→ Stored data:

◆ ◆ ◆ ◆ ◆

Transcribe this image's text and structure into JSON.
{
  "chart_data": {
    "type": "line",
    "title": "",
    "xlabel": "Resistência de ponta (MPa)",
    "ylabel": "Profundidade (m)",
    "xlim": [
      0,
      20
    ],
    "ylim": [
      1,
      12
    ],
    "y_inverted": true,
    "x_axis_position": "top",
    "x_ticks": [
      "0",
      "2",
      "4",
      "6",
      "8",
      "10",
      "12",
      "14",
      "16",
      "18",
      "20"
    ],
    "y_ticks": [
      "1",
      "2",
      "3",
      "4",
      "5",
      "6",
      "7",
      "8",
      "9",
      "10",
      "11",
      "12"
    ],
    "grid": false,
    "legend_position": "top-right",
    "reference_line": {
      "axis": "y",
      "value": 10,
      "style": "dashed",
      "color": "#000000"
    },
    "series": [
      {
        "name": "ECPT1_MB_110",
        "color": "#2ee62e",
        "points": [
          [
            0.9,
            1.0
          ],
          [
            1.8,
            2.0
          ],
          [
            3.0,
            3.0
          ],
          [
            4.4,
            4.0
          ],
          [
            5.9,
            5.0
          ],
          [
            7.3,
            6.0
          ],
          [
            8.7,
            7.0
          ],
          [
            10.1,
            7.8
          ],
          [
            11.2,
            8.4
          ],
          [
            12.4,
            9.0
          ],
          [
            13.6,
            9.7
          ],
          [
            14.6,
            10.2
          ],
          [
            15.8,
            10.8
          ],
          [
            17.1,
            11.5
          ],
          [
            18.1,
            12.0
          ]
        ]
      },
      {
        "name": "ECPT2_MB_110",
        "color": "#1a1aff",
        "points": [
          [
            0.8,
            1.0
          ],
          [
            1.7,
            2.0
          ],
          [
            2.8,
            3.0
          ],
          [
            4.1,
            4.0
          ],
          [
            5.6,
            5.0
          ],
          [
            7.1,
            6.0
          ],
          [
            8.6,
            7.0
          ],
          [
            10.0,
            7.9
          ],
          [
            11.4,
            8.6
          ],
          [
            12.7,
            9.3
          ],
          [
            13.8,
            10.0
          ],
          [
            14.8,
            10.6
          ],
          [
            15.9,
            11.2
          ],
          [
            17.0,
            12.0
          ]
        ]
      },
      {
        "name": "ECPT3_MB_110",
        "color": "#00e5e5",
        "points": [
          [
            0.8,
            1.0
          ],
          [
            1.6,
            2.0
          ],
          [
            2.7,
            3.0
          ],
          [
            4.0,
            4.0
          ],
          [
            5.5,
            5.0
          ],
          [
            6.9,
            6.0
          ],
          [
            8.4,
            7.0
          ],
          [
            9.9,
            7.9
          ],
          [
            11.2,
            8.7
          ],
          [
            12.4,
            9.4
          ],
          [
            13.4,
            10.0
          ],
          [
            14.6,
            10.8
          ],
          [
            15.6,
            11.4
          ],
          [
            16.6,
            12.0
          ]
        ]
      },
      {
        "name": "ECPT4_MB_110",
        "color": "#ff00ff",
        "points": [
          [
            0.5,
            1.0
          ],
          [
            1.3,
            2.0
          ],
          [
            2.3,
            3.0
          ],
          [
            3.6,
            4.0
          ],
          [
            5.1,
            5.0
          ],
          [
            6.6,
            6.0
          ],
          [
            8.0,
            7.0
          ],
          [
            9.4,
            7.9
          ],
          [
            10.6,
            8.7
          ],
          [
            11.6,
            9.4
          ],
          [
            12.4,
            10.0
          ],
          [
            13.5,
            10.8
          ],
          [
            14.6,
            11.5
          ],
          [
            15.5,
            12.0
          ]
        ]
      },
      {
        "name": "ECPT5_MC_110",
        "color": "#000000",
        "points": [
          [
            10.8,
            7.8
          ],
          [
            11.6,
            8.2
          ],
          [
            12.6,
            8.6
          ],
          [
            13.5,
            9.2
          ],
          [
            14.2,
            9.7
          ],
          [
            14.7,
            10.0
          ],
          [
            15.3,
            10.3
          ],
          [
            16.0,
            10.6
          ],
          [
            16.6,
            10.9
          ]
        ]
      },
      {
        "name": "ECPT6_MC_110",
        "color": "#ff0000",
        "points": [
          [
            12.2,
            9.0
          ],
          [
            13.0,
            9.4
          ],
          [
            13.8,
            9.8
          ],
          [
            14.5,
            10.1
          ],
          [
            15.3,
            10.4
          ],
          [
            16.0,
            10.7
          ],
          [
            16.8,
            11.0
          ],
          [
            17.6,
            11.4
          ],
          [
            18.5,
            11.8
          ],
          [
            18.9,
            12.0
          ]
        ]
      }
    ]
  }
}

◆ ◆ ◆ ◆ ◆

→ Work required: Find each line with the string "color" and copy it out.

→ Solution to this exercise:
      "color": "#000000"
        "color": "#2ee62e",
        "color": "#1a1aff",
        "color": "#00e5e5",
        "color": "#ff00ff",
        "color": "#000000",
        "color": "#ff0000",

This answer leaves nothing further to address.